• DESCRIPTION OF THE TASK: Restate all the material verbatim, except for the pictures.

—————

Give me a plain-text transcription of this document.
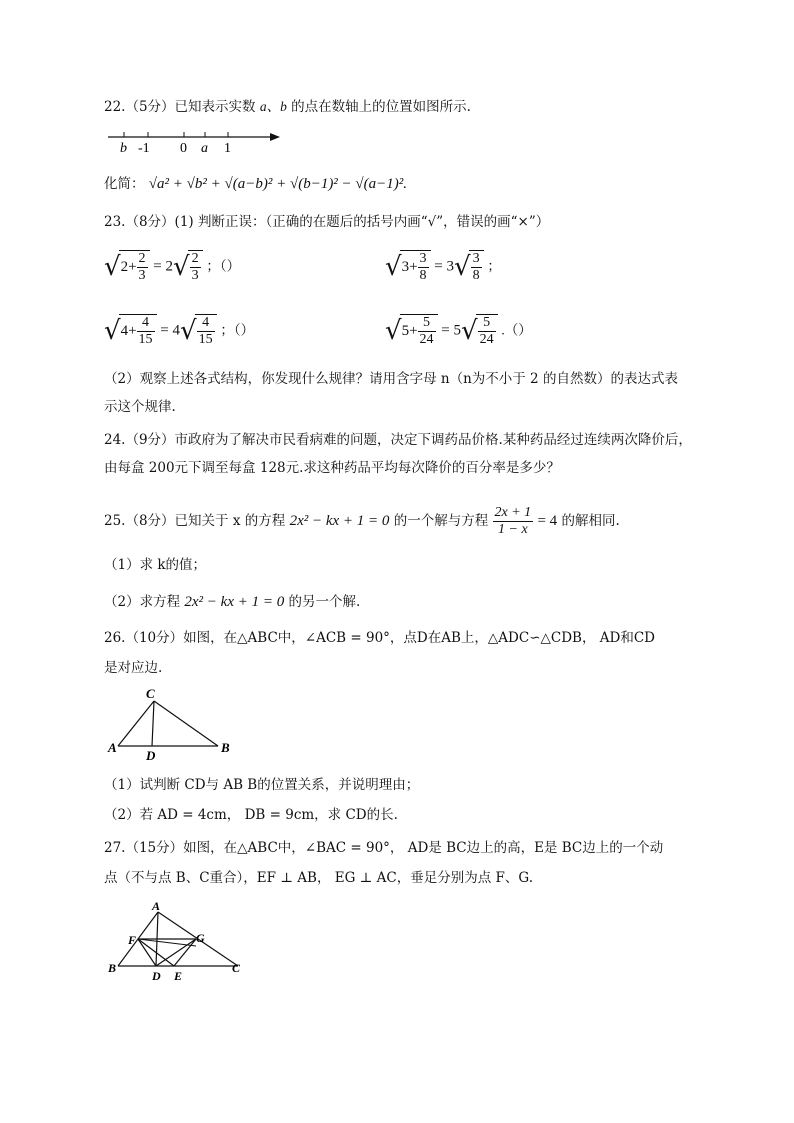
22.（5分）已知表示实数 a、b 的点在数轴上的位置如图所示.
b -1 0 a 1
化简： √a² + √b² + √(a−b)² + √(b−1)² − √(a−1)².
23.（8分）(1) 判断正误：（正确的在题后的括号内画“√”，错误的画“×”）
$√2+ \frac{2}{3} = 2√ \frac{2}{3}$ ；（）	$√3+ \frac{3}{8} = 3√ \frac{3}{8}$ ；
$√4+ \frac{4}{15} = 4√ \frac{4}{15}$ ；（）	$√5+ \frac{5}{24} = 5√ \frac{5}{24}$ .（）
（2）观察上述各式结构，你发现什么规律？请用含字母 n（n为不小于 2 的自然数）的表达式表
示这个规律.
24.（9分）市政府为了解决市民看病难的问题，决定下调药品价格.某种药品经过连续两次降价后，
由每盒 200元下调至每盒 128元.求这种药品平均每次降价的百分率是多少？
25.（8分）已知关于 x 的方程 2x² − kx + 1 = 0 的一个解与方程 $\frac{2x + 1}{1 - x} = 4$ 的解相同.
（1）求 k的值；
（2）求方程 2x² − kx + 1 = 0 的另一个解.
26.（10分）如图，在△ABC中，∠ACB = 90°，点D在AB上，△ADC∽△CDB， AD和CD
是对应边.
C
A	B
D
（1）试判断 CD与 AB B的位置关系，并说明理由；
（2）若 AD = 4cm， DB = 9cm，求 CD的长.
27.（15分）如图，在△ABC中，∠BAC = 90°， AD是 BC边上的高，E是 BC边上的一个动
点（不与点 B、C重合），EF ⊥ AB， EG ⊥ AC，垂足分别为点 F、G.
A
F	G
B	C
D E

—————

• WRITTEN REPLY:
Give me a plain-text transcription of this document.
22.（5分）已知表示实数 a、b 的点在数轴上的位置如图所示.
b -1 0 a 1
化简： √a² + √b² + √(a−b)² + √(b−1)² − √(a−1)².
23.（8分）(1) 判断正误：（正确的在题后的括号内画“√”，错误的画“×”）
$√2+ \frac{2}{3} = 2√ \frac{2}{3}$ ；（）	$√3+ \frac{3}{8} = 3√ \frac{3}{8}$ ；
$√4+ \frac{4}{15} = 4√ \frac{4}{15}$ ；（）	$√5+ \frac{5}{24} = 5√ \frac{5}{24}$ .（）
（2）观察上述各式结构，你发现什么规律？请用含字母 n（n为不小于 2 的自然数）的表达式表
示这个规律.
24.（9分）市政府为了解决市民看病难的问题，决定下调药品价格.某种药品经过连续两次降价后，
由每盒 200元下调至每盒 128元.求这种药品平均每次降价的百分率是多少？
25.（8分）已知关于 x 的方程 2x² − kx + 1 = 0 的一个解与方程 $\frac{2x + 1}{1 - x} = 4$ 的解相同.
（1）求 k的值；
（2）求方程 2x² − kx + 1 = 0 的另一个解.
26.（10分）如图，在△ABC中，∠ACB = 90°，点D在AB上，△ADC∽△CDB， AD和CD
是对应边.
C
A	B
D
（1）试判断 CD与 AB B的位置关系，并说明理由；
（2）若 AD = 4cm， DB = 9cm，求 CD的长.
27.（15分）如图，在△ABC中，∠BAC = 90°， AD是 BC边上的高，E是 BC边上的一个动
点（不与点 B、C重合），EF ⊥ AB， EG ⊥ AC，垂足分别为点 F、G.
A
F	G
B	C
D E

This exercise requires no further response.